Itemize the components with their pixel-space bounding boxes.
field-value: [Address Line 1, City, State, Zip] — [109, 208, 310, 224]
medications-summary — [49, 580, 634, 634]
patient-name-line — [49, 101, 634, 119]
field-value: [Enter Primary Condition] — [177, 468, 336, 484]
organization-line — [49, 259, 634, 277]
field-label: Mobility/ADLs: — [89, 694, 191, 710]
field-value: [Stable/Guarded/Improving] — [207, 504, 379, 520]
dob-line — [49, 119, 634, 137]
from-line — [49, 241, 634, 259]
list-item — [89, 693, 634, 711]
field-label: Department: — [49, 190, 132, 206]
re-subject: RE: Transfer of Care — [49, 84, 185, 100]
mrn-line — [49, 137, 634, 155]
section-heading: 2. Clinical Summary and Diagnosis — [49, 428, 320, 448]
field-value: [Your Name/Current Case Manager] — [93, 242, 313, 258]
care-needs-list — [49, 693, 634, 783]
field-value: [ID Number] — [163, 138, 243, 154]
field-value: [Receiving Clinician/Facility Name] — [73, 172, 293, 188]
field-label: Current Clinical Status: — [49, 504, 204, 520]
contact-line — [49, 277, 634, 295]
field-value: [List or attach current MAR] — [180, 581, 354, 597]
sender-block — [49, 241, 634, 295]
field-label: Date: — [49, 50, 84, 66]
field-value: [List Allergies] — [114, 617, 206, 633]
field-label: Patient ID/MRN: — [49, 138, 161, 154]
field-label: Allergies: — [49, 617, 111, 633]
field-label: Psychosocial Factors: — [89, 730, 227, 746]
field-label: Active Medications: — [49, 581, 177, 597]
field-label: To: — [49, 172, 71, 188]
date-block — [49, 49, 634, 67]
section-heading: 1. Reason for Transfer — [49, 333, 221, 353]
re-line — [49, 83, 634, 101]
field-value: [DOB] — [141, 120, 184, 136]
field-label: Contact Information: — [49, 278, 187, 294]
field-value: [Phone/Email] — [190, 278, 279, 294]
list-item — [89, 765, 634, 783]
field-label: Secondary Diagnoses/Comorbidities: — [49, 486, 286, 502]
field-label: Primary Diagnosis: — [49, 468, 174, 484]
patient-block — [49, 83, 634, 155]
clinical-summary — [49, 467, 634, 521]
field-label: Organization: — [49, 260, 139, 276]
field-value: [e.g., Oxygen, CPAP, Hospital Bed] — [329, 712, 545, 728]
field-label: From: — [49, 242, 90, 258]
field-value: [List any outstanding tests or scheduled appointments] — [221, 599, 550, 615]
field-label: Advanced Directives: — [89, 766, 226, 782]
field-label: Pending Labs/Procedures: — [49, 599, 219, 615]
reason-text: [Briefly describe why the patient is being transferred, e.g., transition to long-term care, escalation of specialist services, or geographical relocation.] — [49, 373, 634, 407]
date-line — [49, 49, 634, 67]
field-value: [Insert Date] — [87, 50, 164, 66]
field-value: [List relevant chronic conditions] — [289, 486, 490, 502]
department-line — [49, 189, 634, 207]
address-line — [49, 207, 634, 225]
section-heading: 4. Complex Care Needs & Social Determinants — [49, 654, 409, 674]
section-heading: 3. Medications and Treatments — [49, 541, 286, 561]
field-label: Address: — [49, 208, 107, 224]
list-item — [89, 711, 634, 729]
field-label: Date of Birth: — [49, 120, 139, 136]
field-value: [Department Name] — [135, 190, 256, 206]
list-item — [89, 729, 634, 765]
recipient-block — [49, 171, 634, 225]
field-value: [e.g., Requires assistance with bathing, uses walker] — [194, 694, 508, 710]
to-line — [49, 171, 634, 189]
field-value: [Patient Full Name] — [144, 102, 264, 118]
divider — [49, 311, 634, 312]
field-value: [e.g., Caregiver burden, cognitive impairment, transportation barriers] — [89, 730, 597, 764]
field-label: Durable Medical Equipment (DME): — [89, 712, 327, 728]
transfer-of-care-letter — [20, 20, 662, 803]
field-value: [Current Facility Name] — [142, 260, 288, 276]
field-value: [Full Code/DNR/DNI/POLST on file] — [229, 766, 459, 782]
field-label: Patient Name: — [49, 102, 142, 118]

→ The problem:
Please transcribe the material word for word, from its first line through the line containing "contact-line — [49, 277, 634, 295]", inclusive.

→ Answer:
Itemize the components with their pixel-space bounding boxes.
field-value: [Address Line 1, City, State, Zip] — [109, 208, 310, 224]
medications-summary — [49, 580, 634, 634]
patient-name-line — [49, 101, 634, 119]
field-value: [Enter Primary Condition] — [177, 468, 336, 484]
organization-line — [49, 259, 634, 277]
field-label: Mobility/ADLs: — [89, 694, 191, 710]
field-value: [Stable/Guarded/Improving] — [207, 504, 379, 520]
dob-line — [49, 119, 634, 137]
from-line — [49, 241, 634, 259]
list-item — [89, 693, 634, 711]
field-label: Department: — [49, 190, 132, 206]
re-subject: RE: Transfer of Care — [49, 84, 185, 100]
mrn-line — [49, 137, 634, 155]
section-heading: 2. Clinical Summary and Diagnosis — [49, 428, 320, 448]
field-value: [Your Name/Current Case Manager] — [93, 242, 313, 258]
care-needs-list — [49, 693, 634, 783]
field-value: [ID Number] — [163, 138, 243, 154]
field-value: [Receiving Clinician/Facility Name] — [73, 172, 293, 188]
field-label: Current Clinical Status: — [49, 504, 204, 520]
contact-line — [49, 277, 634, 295]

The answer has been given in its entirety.